## Task prompt:
Drop the pictures, then extract the listing word for word.

━━━━━━━━━━

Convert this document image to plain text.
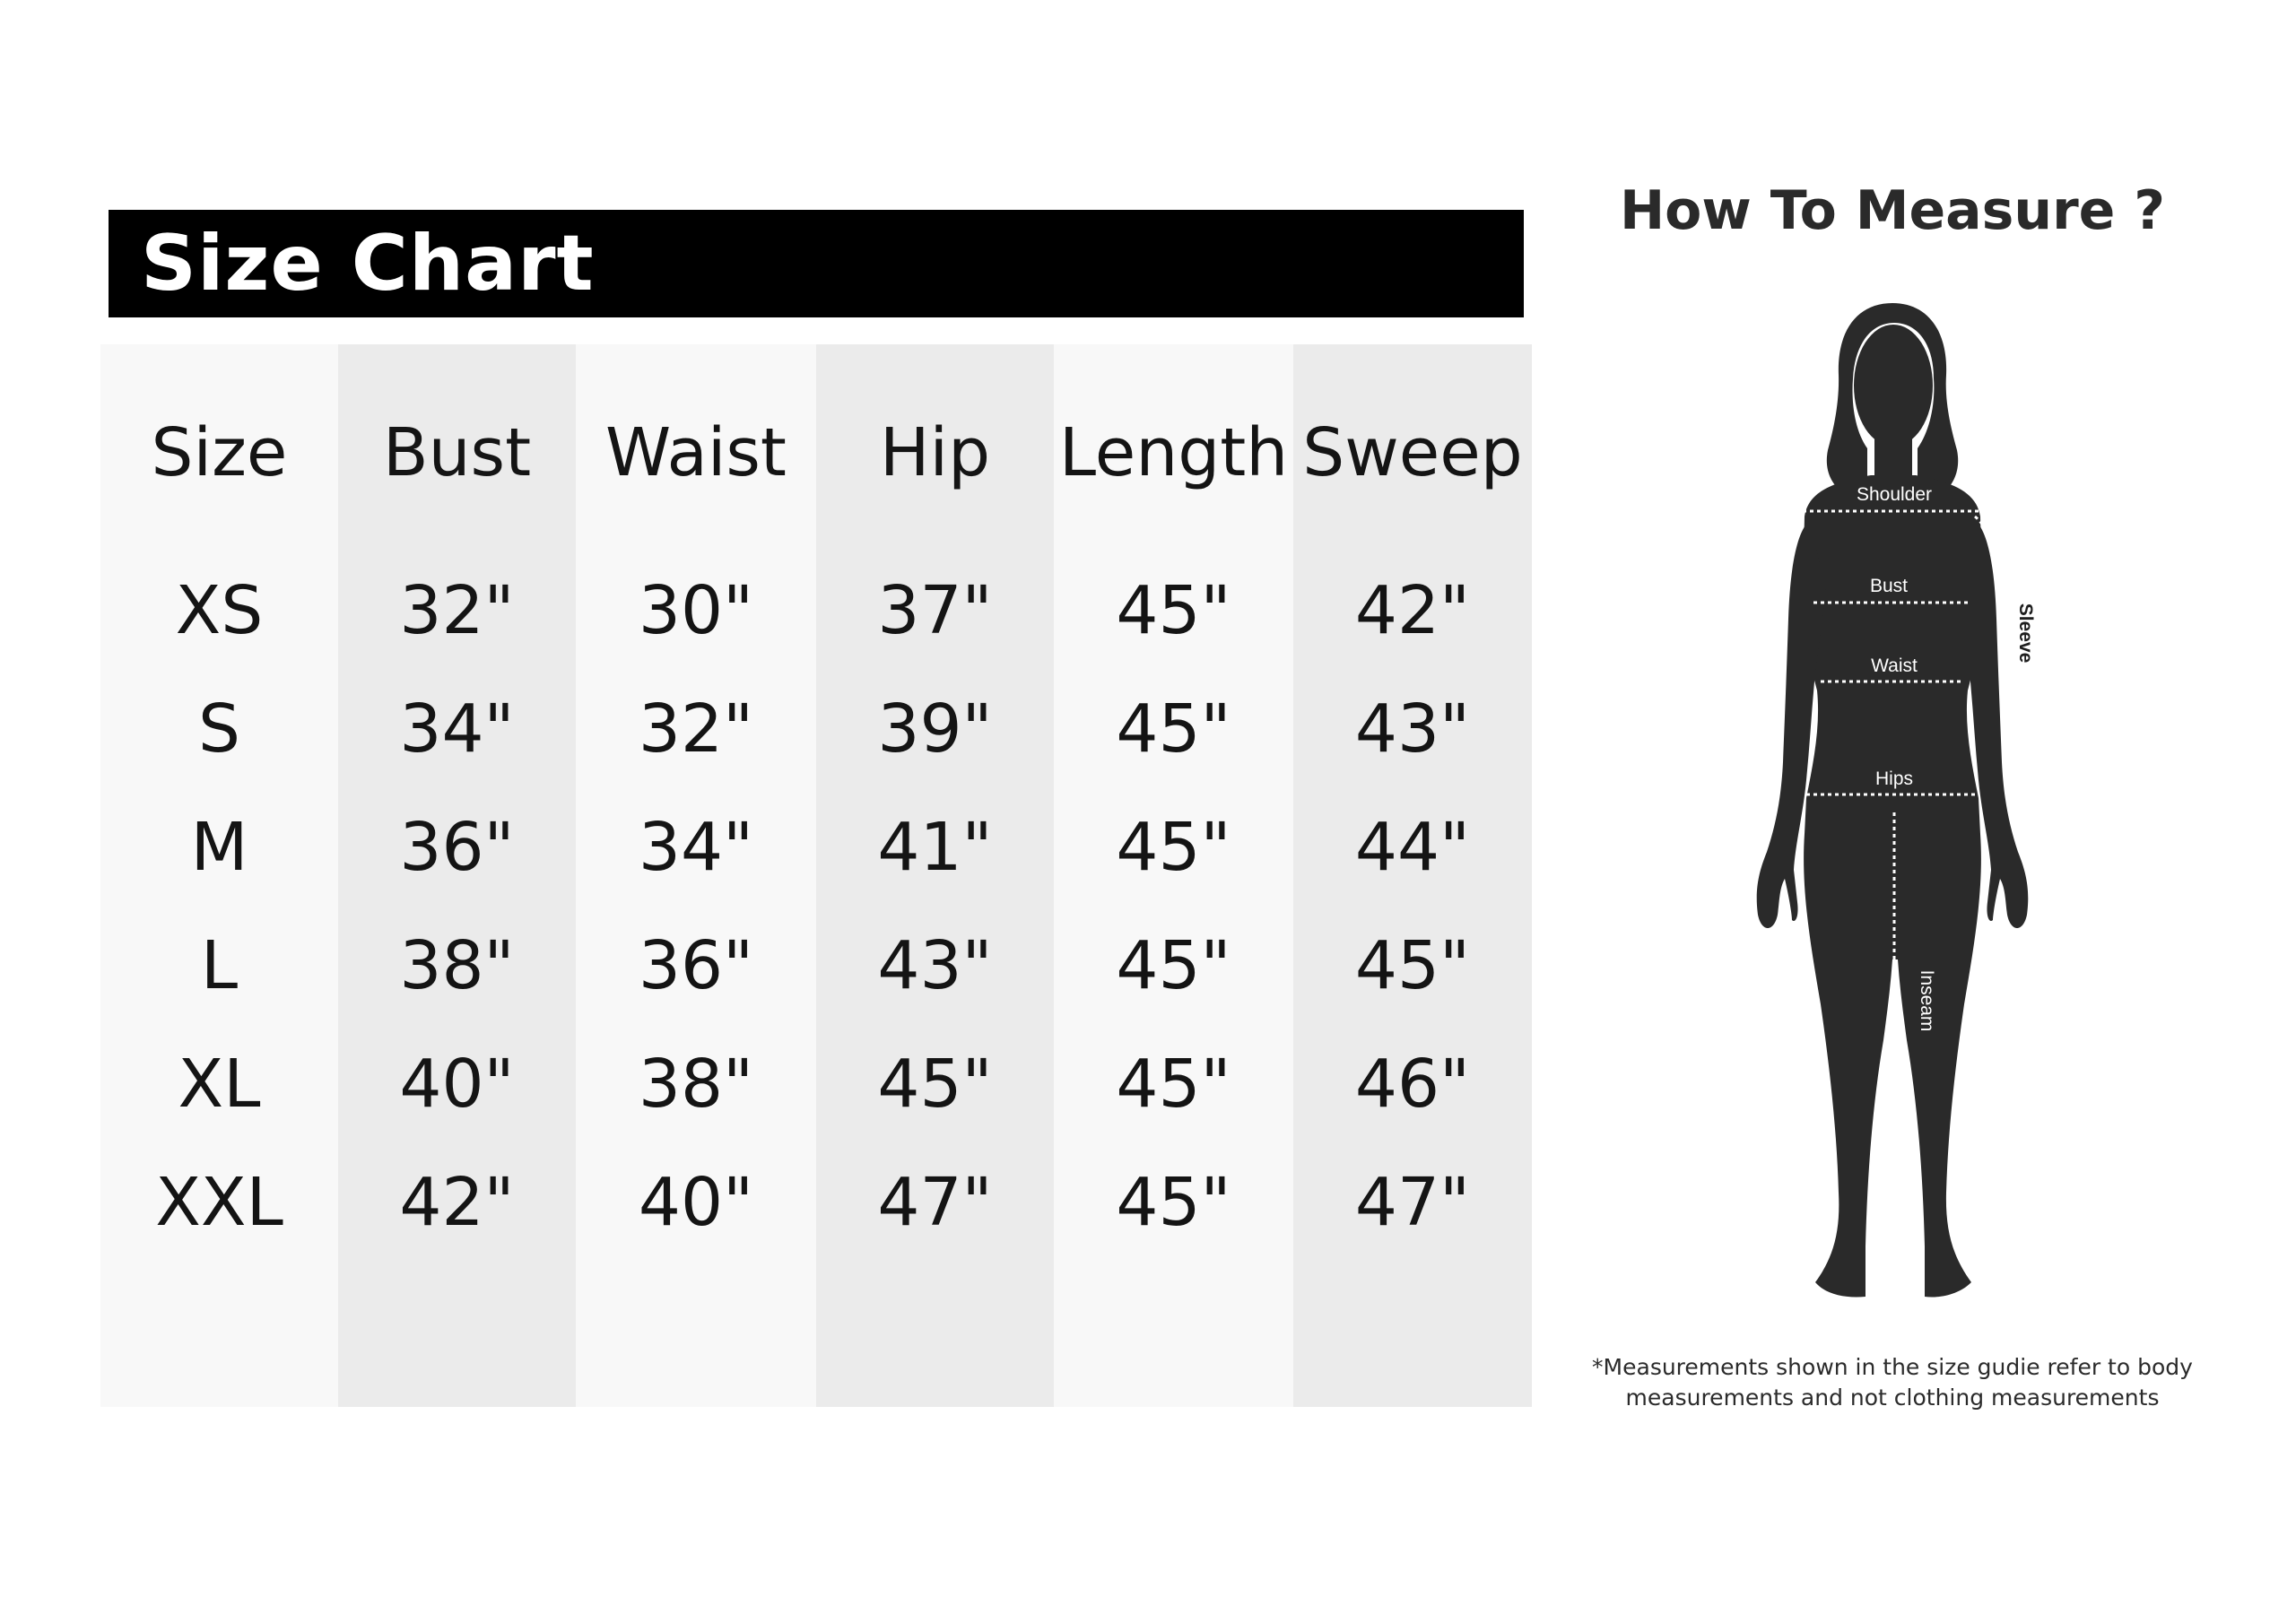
Size Chart
Size
XS
S
M
L
XL
XXL
Bust
32"
34"
36"
38"
40"
42"
Waist
30"
32"
34"
36"
38"
40"
Hip
37"
39"
41"
43"
45"
47"
Length
45"
45"
45"
45"
45"
45"
Sweep
42"
43"
44"
45"
46"
47"
How To Measure ?
Shoulder
Bust
Waist
Hips
Inseam
Sleeve
*Measurements shown in the size gudie refer to body
measurements and not clothing measurements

━━━━━━━━━━

## Full answer:
Convert this document image to plain text.
Size Chart
Size
XS
S
M
L
XL
XXL
Bust
32"
34"
36"
38"
40"
42"
Waist
30"
32"
34"
36"
38"
40"
Hip
37"
39"
41"
43"
45"
47"
Length
45"
45"
45"
45"
45"
45"
Sweep
42"
43"
44"
45"
46"
47"
How To Measure ?
Shoulder
Bust
Waist
Hips
Inseam
Sleeve
*Measurements shown in the size gudie refer to body
measurements and not clothing measurements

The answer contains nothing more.